[Begin Information given]
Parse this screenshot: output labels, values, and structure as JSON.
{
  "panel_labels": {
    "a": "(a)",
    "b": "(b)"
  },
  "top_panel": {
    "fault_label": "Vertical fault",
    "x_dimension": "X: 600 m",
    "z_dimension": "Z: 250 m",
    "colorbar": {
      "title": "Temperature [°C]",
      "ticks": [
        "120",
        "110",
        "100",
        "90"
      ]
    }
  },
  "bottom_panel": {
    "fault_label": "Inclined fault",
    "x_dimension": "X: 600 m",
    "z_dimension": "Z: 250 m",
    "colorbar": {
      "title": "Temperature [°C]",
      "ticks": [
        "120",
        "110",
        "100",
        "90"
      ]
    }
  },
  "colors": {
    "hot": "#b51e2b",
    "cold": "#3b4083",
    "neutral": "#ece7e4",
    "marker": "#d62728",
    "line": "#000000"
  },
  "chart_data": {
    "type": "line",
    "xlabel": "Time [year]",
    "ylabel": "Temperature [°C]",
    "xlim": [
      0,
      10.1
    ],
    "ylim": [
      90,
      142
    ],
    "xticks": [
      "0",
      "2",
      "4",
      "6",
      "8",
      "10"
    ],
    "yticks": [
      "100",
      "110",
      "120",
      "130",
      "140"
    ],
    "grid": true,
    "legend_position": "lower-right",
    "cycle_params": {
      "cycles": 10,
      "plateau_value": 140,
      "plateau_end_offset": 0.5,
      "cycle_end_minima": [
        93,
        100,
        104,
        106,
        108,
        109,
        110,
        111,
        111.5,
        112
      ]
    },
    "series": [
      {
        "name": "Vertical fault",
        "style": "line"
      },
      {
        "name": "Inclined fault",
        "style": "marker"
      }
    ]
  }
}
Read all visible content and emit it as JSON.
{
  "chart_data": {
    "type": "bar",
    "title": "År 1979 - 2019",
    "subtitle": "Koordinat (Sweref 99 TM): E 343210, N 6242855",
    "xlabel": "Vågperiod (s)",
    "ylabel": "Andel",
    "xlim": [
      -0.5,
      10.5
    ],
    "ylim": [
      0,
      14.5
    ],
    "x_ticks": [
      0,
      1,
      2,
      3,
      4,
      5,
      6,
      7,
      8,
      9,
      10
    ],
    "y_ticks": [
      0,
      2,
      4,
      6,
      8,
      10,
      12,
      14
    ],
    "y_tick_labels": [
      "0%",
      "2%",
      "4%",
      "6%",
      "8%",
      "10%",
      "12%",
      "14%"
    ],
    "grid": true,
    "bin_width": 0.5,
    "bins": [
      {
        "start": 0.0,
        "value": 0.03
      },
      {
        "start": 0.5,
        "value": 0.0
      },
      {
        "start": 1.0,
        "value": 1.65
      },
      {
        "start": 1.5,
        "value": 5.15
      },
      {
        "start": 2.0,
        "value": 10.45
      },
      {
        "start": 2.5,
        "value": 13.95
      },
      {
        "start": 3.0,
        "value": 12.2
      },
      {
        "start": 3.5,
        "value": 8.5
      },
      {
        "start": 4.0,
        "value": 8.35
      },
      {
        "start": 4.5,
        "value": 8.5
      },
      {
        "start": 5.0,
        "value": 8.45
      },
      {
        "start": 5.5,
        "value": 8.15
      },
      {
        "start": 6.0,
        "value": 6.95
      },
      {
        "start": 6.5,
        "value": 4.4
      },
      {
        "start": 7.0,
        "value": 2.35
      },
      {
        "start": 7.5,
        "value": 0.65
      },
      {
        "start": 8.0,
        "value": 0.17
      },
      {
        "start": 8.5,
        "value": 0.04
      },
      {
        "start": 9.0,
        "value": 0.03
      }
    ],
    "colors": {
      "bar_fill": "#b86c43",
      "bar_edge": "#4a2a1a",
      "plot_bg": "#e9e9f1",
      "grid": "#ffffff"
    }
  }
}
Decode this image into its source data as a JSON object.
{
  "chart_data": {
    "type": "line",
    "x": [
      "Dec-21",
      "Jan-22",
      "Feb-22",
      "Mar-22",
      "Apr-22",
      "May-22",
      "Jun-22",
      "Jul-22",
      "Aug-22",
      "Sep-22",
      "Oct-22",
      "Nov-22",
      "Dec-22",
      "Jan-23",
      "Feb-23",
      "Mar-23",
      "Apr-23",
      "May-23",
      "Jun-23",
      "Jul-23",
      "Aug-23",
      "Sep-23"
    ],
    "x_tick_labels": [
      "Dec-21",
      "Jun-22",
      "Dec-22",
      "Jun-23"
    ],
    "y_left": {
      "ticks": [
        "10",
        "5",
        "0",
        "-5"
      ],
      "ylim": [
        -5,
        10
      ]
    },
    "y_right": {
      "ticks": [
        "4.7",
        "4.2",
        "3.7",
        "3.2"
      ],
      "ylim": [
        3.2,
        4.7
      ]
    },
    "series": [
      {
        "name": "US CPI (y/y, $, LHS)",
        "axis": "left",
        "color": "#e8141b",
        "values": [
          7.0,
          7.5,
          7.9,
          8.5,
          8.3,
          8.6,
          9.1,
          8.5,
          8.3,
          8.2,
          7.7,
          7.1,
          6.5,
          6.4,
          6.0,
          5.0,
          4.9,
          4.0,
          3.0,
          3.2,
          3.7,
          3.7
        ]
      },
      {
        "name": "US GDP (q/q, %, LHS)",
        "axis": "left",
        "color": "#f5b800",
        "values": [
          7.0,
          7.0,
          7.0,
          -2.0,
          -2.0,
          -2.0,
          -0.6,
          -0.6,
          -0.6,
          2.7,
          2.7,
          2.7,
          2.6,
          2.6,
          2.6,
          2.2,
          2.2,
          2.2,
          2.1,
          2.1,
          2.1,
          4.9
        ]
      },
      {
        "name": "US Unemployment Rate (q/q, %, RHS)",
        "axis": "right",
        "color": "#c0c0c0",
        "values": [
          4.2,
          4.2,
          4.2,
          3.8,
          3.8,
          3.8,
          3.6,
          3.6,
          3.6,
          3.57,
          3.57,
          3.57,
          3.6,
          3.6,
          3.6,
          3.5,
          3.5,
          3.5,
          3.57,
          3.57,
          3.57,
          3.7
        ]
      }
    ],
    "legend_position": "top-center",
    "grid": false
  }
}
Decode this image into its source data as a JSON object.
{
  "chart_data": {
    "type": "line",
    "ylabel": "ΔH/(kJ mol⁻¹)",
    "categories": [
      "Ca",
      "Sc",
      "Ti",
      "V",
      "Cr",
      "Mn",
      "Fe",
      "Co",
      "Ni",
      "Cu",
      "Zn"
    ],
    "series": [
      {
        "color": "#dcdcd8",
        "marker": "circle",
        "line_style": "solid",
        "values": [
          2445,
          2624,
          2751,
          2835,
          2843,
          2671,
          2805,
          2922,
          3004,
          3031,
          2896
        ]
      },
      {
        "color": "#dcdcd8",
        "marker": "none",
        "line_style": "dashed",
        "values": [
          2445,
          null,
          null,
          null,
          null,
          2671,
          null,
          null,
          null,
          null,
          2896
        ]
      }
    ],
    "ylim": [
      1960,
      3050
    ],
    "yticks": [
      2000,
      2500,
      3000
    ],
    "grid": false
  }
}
[End Information given]
== Instruction ==
Using the data above, repeat every line exactly.

== The response ==
Parse this screenshot: output labels, values, and structure as JSON.
{
  "panel_labels": {
    "a": "(a)",
    "b": "(b)"
  },
  "top_panel": {
    "fault_label": "Vertical fault",
    "x_dimension": "X: 600 m",
    "z_dimension": "Z: 250 m",
    "colorbar": {
      "title": "Temperature [°C]",
      "ticks": [
        "120",
        "110",
        "100",
        "90"
      ]
    }
  },
  "bottom_panel": {
    "fault_label": "Inclined fault",
    "x_dimension": "X: 600 m",
    "z_dimension": "Z: 250 m",
    "colorbar": {
      "title": "Temperature [°C]",
      "ticks": [
        "120",
        "110",
        "100",
        "90"
      ]
    }
  },
  "colors": {
    "hot": "#b51e2b",
    "cold": "#3b4083",
    "neutral": "#ece7e4",
    "marker": "#d62728",
    "line": "#000000"
  },
  "chart_data": {
    "type": "line",
    "xlabel": "Time [year]",
    "ylabel": "Temperature [°C]",
    "xlim": [
      0,
      10.1
    ],
    "ylim": [
      90,
      142
    ],
    "xticks": [
      "0",
      "2",
      "4",
      "6",
      "8",
      "10"
    ],
    "yticks": [
      "100",
      "110",
      "120",
      "130",
      "140"
    ],
    "grid": true,
    "legend_position": "lower-right",
    "cycle_params": {
      "cycles": 10,
      "plateau_value": 140,
      "plateau_end_offset": 0.5,
      "cycle_end_minima": [
        93,
        100,
        104,
        106,
        108,
        109,
        110,
        111,
        111.5,
        112
      ]
    },
    "series": [
      {
        "name": "Vertical fault",
        "style": "line"
      },
      {
        "name": "Inclined fault",
        "style": "marker"
      }
    ]
  }
}
Read all visible content and emit it as JSON.
{
  "chart_data": {
    "type": "bar",
    "title": "År 1979 - 2019",
    "subtitle": "Koordinat (Sweref 99 TM): E 343210, N 6242855",
    "xlabel": "Vågperiod (s)",
    "ylabel": "Andel",
    "xlim": [
      -0.5,
      10.5
    ],
    "ylim": [
      0,
      14.5
    ],
    "x_ticks": [
      0,
      1,
      2,
      3,
      4,
      5,
      6,
      7,
      8,
      9,
      10
    ],
    "y_ticks": [
      0,
      2,
      4,
      6,
      8,
      10,
      12,
      14
    ],
    "y_tick_labels": [
      "0%",
      "2%",
      "4%",
      "6%",
      "8%",
      "10%",
      "12%",
      "14%"
    ],
    "grid": true,
    "bin_width": 0.5,
    "bins": [
      {
        "start": 0.0,
        "value": 0.03
      },
      {
        "start": 0.5,
        "value": 0.0
      },
      {
        "start": 1.0,
        "value": 1.65
      },
      {
        "start": 1.5,
        "value": 5.15
      },
      {
        "start": 2.0,
        "value": 10.45
      },
      {
        "start": 2.5,
        "value": 13.95
      },
      {
        "start": 3.0,
        "value": 12.2
      },
      {
        "start": 3.5,
        "value": 8.5
      },
      {
        "start": 4.0,
        "value": 8.35
      },
      {
        "start": 4.5,
        "value": 8.5
      },
      {
        "start": 5.0,
        "value": 8.45
      },
      {
        "start": 5.5,
        "value": 8.15
      },
      {
        "start": 6.0,
        "value": 6.95
      },
      {
        "start": 6.5,
        "value": 4.4
      },
      {
        "start": 7.0,
        "value": 2.35
      },
      {
        "start": 7.5,
        "value": 0.65
      },
      {
        "start": 8.0,
        "value": 0.17
      },
      {
        "start": 8.5,
        "value": 0.04
      },
      {
        "start": 9.0,
        "value": 0.03
      }
    ],
    "colors": {
      "bar_fill": "#b86c43",
      "bar_edge": "#4a2a1a",
      "plot_bg": "#e9e9f1",
      "grid": "#ffffff"
    }
  }
}
Decode this image into its source data as a JSON object.
{
  "chart_data": {
    "type": "line",
    "x": [
      "Dec-21",
      "Jan-22",
      "Feb-22",
      "Mar-22",
      "Apr-22",
      "May-22",
      "Jun-22",
      "Jul-22",
      "Aug-22",
      "Sep-22",
      "Oct-22",
      "Nov-22",
      "Dec-22",
      "Jan-23",
      "Feb-23",
      "Mar-23",
      "Apr-23",
      "May-23",
      "Jun-23",
      "Jul-23",
      "Aug-23",
      "Sep-23"
    ],
    "x_tick_labels": [
      "Dec-21",
      "Jun-22",
      "Dec-22",
      "Jun-23"
    ],
    "y_left": {
      "ticks": [
        "10",
        "5",
        "0",
        "-5"
      ],
      "ylim": [
        -5,
        10
      ]
    },
    "y_right": {
      "ticks": [
        "4.7",
        "4.2",
        "3.7",
        "3.2"
      ],
      "ylim": [
        3.2,
        4.7
      ]
    },
    "series": [
      {
        "name": "US CPI (y/y, $, LHS)",
        "axis": "left",
        "color": "#e8141b",
        "values": [
          7.0,
          7.5,
          7.9,
          8.5,
          8.3,
          8.6,
          9.1,
          8.5,
          8.3,
          8.2,
          7.7,
          7.1,
          6.5,
          6.4,
          6.0,
          5.0,
          4.9,
          4.0,
          3.0,
          3.2,
          3.7,
          3.7
        ]
      },
      {
        "name": "US GDP (q/q, %, LHS)",
        "axis": "left",
        "color": "#f5b800",
        "values": [
          7.0,
          7.0,
          7.0,
          -2.0,
          -2.0,
          -2.0,
          -0.6,
          -0.6,
          -0.6,
          2.7,
          2.7,
          2.7,
          2.6,
          2.6,
          2.6,
          2.2,
          2.2,
          2.2,
          2.1,
          2.1,
          2.1,
          4.9
        ]
      },
      {
        "name": "US Unemployment Rate (q/q, %, RHS)",
        "axis": "right",
        "color": "#c0c0c0",
        "values": [
          4.2,
          4.2,
          4.2,
          3.8,
          3.8,
          3.8,
          3.6,
          3.6,
          3.6,
          3.57,
          3.57,
          3.57,
          3.6,
          3.6,
          3.6,
          3.5,
          3.5,
          3.5,
          3.57,
          3.57,
          3.57,
          3.7
        ]
      }
    ],
    "legend_position": "top-center",
    "grid": false
  }
}
Decode this image into its source data as a JSON object.
{
  "chart_data": {
    "type": "line",
    "ylabel": "ΔH/(kJ mol⁻¹)",
    "categories": [
      "Ca",
      "Sc",
      "Ti",
      "V",
      "Cr",
      "Mn",
      "Fe",
      "Co",
      "Ni",
      "Cu",
      "Zn"
    ],
    "series": [
      {
        "color": "#dcdcd8",
        "marker": "circle",
        "line_style": "solid",
        "values": [
          2445,
          2624,
          2751,
          2835,
          2843,
          2671,
          2805,
          2922,
          3004,
          3031,
          2896
        ]
      },
      {
        "color": "#dcdcd8",
        "marker": "none",
        "line_style": "dashed",
        "values": [
          2445,
          null,
          null,
          null,
          null,
          2671,
          null,
          null,
          null,
          null,
          2896
        ]
      }
    ],
    "ylim": [
      1960,
      3050
    ],
    "yticks": [
      2000,
      2500,
      3000
    ],
    "grid": false
  }
}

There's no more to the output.